• [Exercise goal]: Please quote the material exactly, every line of it.

• [Dataset excerpts]:

____

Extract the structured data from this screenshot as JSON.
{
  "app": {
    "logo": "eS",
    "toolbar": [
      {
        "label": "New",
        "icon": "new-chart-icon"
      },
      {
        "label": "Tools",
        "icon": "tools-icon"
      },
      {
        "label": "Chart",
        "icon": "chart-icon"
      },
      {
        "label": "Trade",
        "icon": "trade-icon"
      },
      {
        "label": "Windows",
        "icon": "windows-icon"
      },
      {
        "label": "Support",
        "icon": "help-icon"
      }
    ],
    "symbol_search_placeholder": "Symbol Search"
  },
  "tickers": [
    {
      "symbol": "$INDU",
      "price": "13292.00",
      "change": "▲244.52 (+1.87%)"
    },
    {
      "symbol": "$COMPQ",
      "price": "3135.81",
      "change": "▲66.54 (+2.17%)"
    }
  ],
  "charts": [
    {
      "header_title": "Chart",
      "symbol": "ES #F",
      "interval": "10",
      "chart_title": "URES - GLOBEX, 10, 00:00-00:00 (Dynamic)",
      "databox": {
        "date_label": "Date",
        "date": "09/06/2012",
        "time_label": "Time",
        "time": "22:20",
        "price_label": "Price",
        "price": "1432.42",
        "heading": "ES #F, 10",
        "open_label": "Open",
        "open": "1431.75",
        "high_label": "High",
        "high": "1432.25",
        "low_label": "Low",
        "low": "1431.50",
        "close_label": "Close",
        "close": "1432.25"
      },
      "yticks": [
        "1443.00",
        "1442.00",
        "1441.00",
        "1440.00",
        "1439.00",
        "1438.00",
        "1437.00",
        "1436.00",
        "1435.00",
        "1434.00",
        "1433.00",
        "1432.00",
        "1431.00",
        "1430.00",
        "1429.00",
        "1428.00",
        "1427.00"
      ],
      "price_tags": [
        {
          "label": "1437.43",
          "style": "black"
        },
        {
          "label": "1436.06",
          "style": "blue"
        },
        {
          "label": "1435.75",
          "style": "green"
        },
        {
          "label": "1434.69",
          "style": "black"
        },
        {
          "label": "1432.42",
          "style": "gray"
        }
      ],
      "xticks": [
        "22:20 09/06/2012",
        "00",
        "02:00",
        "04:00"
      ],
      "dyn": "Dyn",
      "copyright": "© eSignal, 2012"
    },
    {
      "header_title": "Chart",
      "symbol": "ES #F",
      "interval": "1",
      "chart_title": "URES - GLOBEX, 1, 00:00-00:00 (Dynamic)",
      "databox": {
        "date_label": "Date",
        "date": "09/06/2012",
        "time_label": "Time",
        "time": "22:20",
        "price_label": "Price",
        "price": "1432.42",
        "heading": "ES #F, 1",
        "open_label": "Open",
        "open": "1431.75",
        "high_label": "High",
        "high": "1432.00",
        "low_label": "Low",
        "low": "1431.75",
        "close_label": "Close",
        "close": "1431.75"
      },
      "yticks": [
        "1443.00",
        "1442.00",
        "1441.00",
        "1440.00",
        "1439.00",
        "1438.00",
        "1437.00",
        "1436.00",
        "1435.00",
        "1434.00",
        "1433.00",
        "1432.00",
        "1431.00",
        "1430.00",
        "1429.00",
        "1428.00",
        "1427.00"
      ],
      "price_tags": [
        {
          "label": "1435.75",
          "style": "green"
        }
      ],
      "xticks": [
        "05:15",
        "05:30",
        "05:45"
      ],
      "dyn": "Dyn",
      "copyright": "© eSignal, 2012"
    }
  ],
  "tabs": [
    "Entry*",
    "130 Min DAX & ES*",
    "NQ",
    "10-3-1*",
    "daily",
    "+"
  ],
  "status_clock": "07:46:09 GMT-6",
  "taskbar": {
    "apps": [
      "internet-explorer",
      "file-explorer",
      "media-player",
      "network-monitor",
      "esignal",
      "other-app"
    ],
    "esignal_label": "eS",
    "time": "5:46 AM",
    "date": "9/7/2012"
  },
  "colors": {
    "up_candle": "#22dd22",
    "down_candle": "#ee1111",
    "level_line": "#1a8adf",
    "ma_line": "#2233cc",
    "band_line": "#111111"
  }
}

____

• [Right answer]:
Extract the structured data from this screenshot as JSON.
{
  "app": {
    "logo": "eS",
    "toolbar": [
      {
        "label": "New",
        "icon": "new-chart-icon"
      },
      {
        "label": "Tools",
        "icon": "tools-icon"
      },
      {
        "label": "Chart",
        "icon": "chart-icon"
      },
      {
        "label": "Trade",
        "icon": "trade-icon"
      },
      {
        "label": "Windows",
        "icon": "windows-icon"
      },
      {
        "label": "Support",
        "icon": "help-icon"
      }
    ],
    "symbol_search_placeholder": "Symbol Search"
  },
  "tickers": [
    {
      "symbol": "$INDU",
      "price": "13292.00",
      "change": "▲244.52 (+1.87%)"
    },
    {
      "symbol": "$COMPQ",
      "price": "3135.81",
      "change": "▲66.54 (+2.17%)"
    }
  ],
  "charts": [
    {
      "header_title": "Chart",
      "symbol": "ES #F",
      "interval": "10",
      "chart_title": "URES - GLOBEX, 10, 00:00-00:00 (Dynamic)",
      "databox": {
        "date_label": "Date",
        "date": "09/06/2012",
        "time_label": "Time",
        "time": "22:20",
        "price_label": "Price",
        "price": "1432.42",
        "heading": "ES #F, 10",
        "open_label": "Open",
        "open": "1431.75",
        "high_label": "High",
        "high": "1432.25",
        "low_label": "Low",
        "low": "1431.50",
        "close_label": "Close",
        "close": "1432.25"
      },
      "yticks": [
        "1443.00",
        "1442.00",
        "1441.00",
        "1440.00",
        "1439.00",
        "1438.00",
        "1437.00",
        "1436.00",
        "1435.00",
        "1434.00",
        "1433.00",
        "1432.00",
        "1431.00",
        "1430.00",
        "1429.00",
        "1428.00",
        "1427.00"
      ],
      "price_tags": [
        {
          "label": "1437.43",
          "style": "black"
        },
        {
          "label": "1436.06",
          "style": "blue"
        },
        {
          "label": "1435.75",
          "style": "green"
        },
        {
          "label": "1434.69",
          "style": "black"
        },
        {
          "label": "1432.42",
          "style": "gray"
        }
      ],
      "xticks": [
        "22:20 09/06/2012",
        "00",
        "02:00",
        "04:00"
      ],
      "dyn": "Dyn",
      "copyright": "© eSignal, 2012"
    },
    {
      "header_title": "Chart",
      "symbol": "ES #F",
      "interval": "1",
      "chart_title": "URES - GLOBEX, 1, 00:00-00:00 (Dynamic)",
      "databox": {
        "date_label": "Date",
        "date": "09/06/2012",
        "time_label": "Time",
        "time": "22:20",
        "price_label": "Price",
        "price": "1432.42",
        "heading": "ES #F, 1",
        "open_label": "Open",
        "open": "1431.75",
        "high_label": "High",
        "high": "1432.00",
        "low_label": "Low",
        "low": "1431.75",
        "close_label": "Close",
        "close": "1431.75"
      },
      "yticks": [
        "1443.00",
        "1442.00",
        "1441.00",
        "1440.00",
        "1439.00",
        "1438.00",
        "1437.00",
        "1436.00",
        "1435.00",
        "1434.00",
        "1433.00",
        "1432.00",
        "1431.00",
        "1430.00",
        "1429.00",
        "1428.00",
        "1427.00"
      ],
      "price_tags": [
        {
          "label": "1435.75",
          "style": "green"
        }
      ],
      "xticks": [
        "05:15",
        "05:30",
        "05:45"
      ],
      "dyn": "Dyn",
      "copyright": "© eSignal, 2012"
    }
  ],
  "tabs": [
    "Entry*",
    "130 Min DAX & ES*",
    "NQ",
    "10-3-1*",
    "daily",
    "+"
  ],
  "status_clock": "07:46:09 GMT-6",
  "taskbar": {
    "apps": [
      "internet-explorer",
      "file-explorer",
      "media-player",
      "network-monitor",
      "esignal",
      "other-app"
    ],
    "esignal_label": "eS",
    "time": "5:46 AM",
    "date": "9/7/2012"
  },
  "colors": {
    "up_candle": "#22dd22",
    "down_candle": "#ee1111",
    "level_line": "#1a8adf",
    "ma_line": "#2233cc",
    "band_line": "#111111"
  }
}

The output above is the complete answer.